> _Exercise aim_
Please print the full listing exactly.
** Begin **
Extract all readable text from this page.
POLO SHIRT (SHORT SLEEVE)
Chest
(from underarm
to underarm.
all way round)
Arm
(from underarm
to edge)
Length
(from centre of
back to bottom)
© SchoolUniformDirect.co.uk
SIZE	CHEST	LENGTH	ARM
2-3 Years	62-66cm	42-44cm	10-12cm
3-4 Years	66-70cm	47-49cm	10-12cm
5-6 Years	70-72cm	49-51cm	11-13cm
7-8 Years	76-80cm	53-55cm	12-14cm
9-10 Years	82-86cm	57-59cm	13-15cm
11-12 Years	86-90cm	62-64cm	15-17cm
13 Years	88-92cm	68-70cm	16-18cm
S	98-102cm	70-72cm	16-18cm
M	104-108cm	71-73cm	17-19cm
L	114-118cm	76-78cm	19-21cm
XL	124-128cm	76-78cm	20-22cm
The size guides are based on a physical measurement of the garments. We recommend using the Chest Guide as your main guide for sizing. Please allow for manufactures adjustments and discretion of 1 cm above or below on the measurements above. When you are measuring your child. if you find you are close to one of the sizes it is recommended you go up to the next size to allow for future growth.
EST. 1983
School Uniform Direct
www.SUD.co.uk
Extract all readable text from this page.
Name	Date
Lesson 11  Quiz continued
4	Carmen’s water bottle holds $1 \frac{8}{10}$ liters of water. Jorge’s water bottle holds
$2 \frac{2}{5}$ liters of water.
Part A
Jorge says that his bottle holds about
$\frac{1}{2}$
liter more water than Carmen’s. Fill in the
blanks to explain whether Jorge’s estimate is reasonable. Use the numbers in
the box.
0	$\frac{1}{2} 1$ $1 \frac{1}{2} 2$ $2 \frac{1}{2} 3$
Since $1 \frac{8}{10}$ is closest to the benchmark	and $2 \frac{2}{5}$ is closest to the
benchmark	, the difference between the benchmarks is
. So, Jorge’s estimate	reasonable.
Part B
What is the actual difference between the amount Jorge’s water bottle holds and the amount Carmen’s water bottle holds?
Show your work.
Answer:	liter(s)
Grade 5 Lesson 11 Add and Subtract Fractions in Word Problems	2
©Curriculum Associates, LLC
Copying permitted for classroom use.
** End **
> _Response to this exercise_
Extract all readable text from this page.
POLO SHIRT (SHORT SLEEVE)
Chest
(from underarm
to underarm.
all way round)
Arm
(from underarm
to edge)
Length
(from centre of
back to bottom)
© SchoolUniformDirect.co.uk
SIZE	CHEST	LENGTH	ARM
2-3 Years	62-66cm	42-44cm	10-12cm
3-4 Years	66-70cm	47-49cm	10-12cm
5-6 Years	70-72cm	49-51cm	11-13cm
7-8 Years	76-80cm	53-55cm	12-14cm
9-10 Years	82-86cm	57-59cm	13-15cm
11-12 Years	86-90cm	62-64cm	15-17cm
13 Years	88-92cm	68-70cm	16-18cm
S	98-102cm	70-72cm	16-18cm
M	104-108cm	71-73cm	17-19cm
L	114-118cm	76-78cm	19-21cm
XL	124-128cm	76-78cm	20-22cm
The size guides are based on a physical measurement of the garments. We recommend using the Chest Guide as your main guide for sizing. Please allow for manufactures adjustments and discretion of 1 cm above or below on the measurements above. When you are measuring your child. if you find you are close to one of the sizes it is recommended you go up to the next size to allow for future growth.
EST. 1983
School Uniform Direct
www.SUD.co.uk
Extract all readable text from this page.
Name	Date
Lesson 11  Quiz continued
4	Carmen’s water bottle holds $1 \frac{8}{10}$ liters of water. Jorge’s water bottle holds
$2 \frac{2}{5}$ liters of water.
Part A
Jorge says that his bottle holds about
$\frac{1}{2}$
liter more water than Carmen’s. Fill in the
blanks to explain whether Jorge’s estimate is reasonable. Use the numbers in
the box.
0	$\frac{1}{2} 1$ $1 \frac{1}{2} 2$ $2 \frac{1}{2} 3$
Since $1 \frac{8}{10}$ is closest to the benchmark	and $2 \frac{2}{5}$ is closest to the
benchmark	, the difference between the benchmarks is
. So, Jorge’s estimate	reasonable.
Part B
What is the actual difference between the amount Jorge’s water bottle holds and the amount Carmen’s water bottle holds?
Show your work.
Answer:	liter(s)
Grade 5 Lesson 11 Add and Subtract Fractions in Word Problems	2
©Curriculum Associates, LLC
Copying permitted for classroom use.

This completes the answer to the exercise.